◆ **Exercise**:
All entries below need to be written out exactly, but without their pictures.

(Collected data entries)
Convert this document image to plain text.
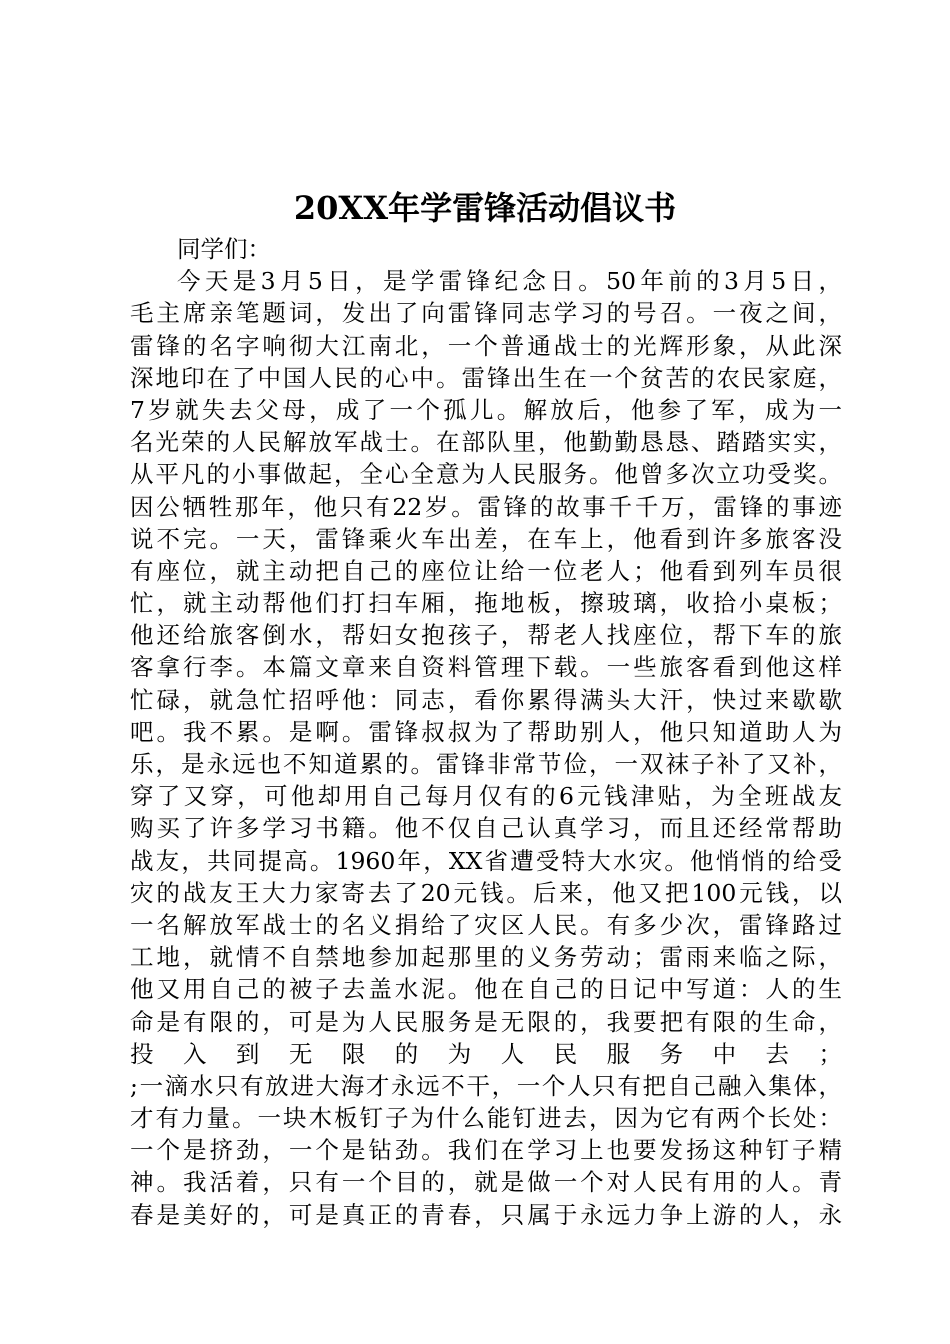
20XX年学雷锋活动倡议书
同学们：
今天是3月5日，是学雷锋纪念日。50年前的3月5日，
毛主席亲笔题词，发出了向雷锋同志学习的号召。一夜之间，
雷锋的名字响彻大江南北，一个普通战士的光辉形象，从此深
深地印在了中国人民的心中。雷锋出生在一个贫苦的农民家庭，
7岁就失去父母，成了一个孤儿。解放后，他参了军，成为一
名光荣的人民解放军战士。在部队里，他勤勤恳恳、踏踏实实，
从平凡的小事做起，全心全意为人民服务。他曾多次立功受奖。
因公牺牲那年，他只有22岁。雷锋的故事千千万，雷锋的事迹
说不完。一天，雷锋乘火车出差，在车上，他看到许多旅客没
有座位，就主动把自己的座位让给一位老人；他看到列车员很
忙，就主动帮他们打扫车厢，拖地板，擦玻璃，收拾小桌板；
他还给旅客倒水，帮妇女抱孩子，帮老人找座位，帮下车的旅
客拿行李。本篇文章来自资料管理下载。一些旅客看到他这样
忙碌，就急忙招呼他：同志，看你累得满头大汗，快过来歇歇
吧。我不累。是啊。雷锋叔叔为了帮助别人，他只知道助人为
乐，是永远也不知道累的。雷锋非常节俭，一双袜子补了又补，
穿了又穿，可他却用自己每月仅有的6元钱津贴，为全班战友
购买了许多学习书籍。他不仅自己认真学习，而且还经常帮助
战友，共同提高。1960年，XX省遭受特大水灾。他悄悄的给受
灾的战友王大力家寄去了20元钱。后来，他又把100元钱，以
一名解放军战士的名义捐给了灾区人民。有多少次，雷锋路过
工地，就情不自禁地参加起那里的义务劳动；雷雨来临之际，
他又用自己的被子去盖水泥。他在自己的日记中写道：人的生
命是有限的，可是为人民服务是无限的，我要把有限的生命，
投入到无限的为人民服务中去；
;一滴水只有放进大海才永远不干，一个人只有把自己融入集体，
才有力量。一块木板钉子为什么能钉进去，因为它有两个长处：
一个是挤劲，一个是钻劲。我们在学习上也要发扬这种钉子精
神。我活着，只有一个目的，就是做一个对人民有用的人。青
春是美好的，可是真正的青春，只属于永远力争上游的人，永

◆ **Written answer**:
Convert this document image to plain text.
20XX年学雷锋活动倡议书
同学们：
今天是3月5日，是学雷锋纪念日。50年前的3月5日，
毛主席亲笔题词，发出了向雷锋同志学习的号召。一夜之间，
雷锋的名字响彻大江南北，一个普通战士的光辉形象，从此深
深地印在了中国人民的心中。雷锋出生在一个贫苦的农民家庭，
7岁就失去父母，成了一个孤儿。解放后，他参了军，成为一
名光荣的人民解放军战士。在部队里，他勤勤恳恳、踏踏实实，
从平凡的小事做起，全心全意为人民服务。他曾多次立功受奖。
因公牺牲那年，他只有22岁。雷锋的故事千千万，雷锋的事迹
说不完。一天，雷锋乘火车出差，在车上，他看到许多旅客没
有座位，就主动把自己的座位让给一位老人；他看到列车员很
忙，就主动帮他们打扫车厢，拖地板，擦玻璃，收拾小桌板；
他还给旅客倒水，帮妇女抱孩子，帮老人找座位，帮下车的旅
客拿行李。本篇文章来自资料管理下载。一些旅客看到他这样
忙碌，就急忙招呼他：同志，看你累得满头大汗，快过来歇歇
吧。我不累。是啊。雷锋叔叔为了帮助别人，他只知道助人为
乐，是永远也不知道累的。雷锋非常节俭，一双袜子补了又补，
穿了又穿，可他却用自己每月仅有的6元钱津贴，为全班战友
购买了许多学习书籍。他不仅自己认真学习，而且还经常帮助
战友，共同提高。1960年，XX省遭受特大水灾。他悄悄的给受
灾的战友王大力家寄去了20元钱。后来，他又把100元钱，以
一名解放军战士的名义捐给了灾区人民。有多少次，雷锋路过
工地，就情不自禁地参加起那里的义务劳动；雷雨来临之际，
他又用自己的被子去盖水泥。他在自己的日记中写道：人的生
命是有限的，可是为人民服务是无限的，我要把有限的生命，
投入到无限的为人民服务中去；
;一滴水只有放进大海才永远不干，一个人只有把自己融入集体，
才有力量。一块木板钉子为什么能钉进去，因为它有两个长处：
一个是挤劲，一个是钻劲。我们在学习上也要发扬这种钉子精
神。我活着，只有一个目的，就是做一个对人民有用的人。青
春是美好的，可是真正的青春，只属于永远力争上游的人，永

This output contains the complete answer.